Bringt man also eine Simulation mit in das Team, dann ist hilfreich sich selber darüber im klaren zu sein, ob man einfach nur ein allgemeines Lernen ermöglichen möchte, oder ob man bestimmte Lernziele vermitteln möchte. Wenn einem ein bestimmter Aspekt der Simulation besonders wichtig war, lohnt es sich, genau für diesen zu optimieren und sowohl die Debriefings als auch die Zeitverteilung in der Simulation mit entsprechenden Schwerpunkten zu gestalten.
Debriefing dicht am „Lernereignis“
Die Simulation nur durchzuführen kann ein Lernereignis bieten, muss es aber nicht. Um die Dinge, die gerade getan wurden mit der Theorie und der eigenen Situation zu verbinden ist eine Besprechung von Ausschnitten der Simulation –oft Debriefing genannt– hilfreich.

> _BEREITGESTELLTE DATEN_:

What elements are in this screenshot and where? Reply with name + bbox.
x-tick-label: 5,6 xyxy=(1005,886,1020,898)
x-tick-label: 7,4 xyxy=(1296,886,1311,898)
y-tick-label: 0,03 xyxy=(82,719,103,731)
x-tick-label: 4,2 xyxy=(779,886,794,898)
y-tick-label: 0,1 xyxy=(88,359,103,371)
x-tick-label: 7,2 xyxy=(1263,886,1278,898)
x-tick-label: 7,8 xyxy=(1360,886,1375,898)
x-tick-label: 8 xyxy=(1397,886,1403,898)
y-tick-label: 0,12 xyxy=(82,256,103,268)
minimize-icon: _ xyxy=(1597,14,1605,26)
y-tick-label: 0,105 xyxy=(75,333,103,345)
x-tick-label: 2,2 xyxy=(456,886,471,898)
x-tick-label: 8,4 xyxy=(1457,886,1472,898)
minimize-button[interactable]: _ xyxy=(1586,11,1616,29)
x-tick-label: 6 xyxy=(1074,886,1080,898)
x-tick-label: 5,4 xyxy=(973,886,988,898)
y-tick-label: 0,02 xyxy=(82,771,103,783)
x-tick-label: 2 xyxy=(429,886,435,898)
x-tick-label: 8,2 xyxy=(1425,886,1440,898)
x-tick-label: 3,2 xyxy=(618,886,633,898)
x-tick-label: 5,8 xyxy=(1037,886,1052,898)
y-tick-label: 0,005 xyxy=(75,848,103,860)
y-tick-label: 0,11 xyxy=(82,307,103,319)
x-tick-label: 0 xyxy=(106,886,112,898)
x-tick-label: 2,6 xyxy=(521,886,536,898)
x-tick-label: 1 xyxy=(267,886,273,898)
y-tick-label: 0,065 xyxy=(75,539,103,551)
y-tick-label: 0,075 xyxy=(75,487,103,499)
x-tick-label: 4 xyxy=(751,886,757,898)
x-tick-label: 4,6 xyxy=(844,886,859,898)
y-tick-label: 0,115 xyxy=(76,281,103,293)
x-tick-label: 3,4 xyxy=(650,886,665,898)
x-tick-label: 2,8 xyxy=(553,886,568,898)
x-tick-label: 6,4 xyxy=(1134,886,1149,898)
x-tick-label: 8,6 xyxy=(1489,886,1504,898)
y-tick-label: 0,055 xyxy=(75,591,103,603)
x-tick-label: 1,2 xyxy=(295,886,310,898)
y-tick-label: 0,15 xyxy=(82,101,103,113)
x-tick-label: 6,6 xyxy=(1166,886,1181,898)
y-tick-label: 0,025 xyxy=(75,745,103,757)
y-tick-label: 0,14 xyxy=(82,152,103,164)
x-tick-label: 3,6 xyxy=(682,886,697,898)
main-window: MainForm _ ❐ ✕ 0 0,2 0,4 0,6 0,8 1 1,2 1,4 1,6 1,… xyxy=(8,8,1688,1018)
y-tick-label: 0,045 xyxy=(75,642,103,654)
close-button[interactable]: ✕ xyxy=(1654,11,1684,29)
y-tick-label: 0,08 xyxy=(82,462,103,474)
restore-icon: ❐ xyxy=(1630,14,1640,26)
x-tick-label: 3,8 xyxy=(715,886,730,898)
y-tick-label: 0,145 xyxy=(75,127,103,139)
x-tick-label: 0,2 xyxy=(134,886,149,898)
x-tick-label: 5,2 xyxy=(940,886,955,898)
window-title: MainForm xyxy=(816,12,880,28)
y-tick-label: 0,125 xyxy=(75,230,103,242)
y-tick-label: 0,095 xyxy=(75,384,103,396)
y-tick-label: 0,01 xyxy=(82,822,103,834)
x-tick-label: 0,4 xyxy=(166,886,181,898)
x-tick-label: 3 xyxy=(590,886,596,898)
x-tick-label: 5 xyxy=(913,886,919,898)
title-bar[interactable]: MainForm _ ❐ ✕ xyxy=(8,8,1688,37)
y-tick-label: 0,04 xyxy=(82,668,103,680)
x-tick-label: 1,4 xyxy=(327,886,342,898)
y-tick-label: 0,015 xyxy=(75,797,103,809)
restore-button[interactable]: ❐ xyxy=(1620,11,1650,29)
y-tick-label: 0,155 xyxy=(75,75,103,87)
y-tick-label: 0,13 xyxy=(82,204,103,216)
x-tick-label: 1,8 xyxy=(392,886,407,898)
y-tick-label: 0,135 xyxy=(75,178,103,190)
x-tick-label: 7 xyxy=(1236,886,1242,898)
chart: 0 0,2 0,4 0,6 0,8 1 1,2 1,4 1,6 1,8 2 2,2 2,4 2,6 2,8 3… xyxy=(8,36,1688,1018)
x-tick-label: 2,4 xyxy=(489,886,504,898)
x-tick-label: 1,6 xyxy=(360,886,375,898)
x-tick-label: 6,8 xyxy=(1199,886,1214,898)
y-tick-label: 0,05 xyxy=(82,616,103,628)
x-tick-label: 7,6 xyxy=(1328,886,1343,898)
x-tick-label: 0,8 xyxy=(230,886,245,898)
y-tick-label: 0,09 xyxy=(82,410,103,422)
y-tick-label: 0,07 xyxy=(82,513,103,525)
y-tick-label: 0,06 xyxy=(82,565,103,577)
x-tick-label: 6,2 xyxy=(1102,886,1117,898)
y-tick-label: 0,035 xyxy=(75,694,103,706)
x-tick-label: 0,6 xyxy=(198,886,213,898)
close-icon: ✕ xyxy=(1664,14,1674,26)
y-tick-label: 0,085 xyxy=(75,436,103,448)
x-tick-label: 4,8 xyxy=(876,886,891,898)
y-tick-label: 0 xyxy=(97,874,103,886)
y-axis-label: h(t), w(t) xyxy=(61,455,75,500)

> _GEFORDERT_: Kopiere aus dem Textauszug über Simulationen wortgetreu die Passage, die bei den Worten „Debriefing dicht am“ beginnt und nach „Debriefing genannt– hilfreich.“ endet.

> _ERWARTETE ANTWORT_:
Debriefing dicht am „Lernereignis“
Die Simulation nur durchzuführen kann ein Lernereignis bieten, muss es aber nicht. Um die Dinge, die gerade getan wurden mit der Theorie und der eigenen Situation zu verbinden ist eine Besprechung von Ausschnitten der Simulation –oft Debriefing genannt– hilfreich.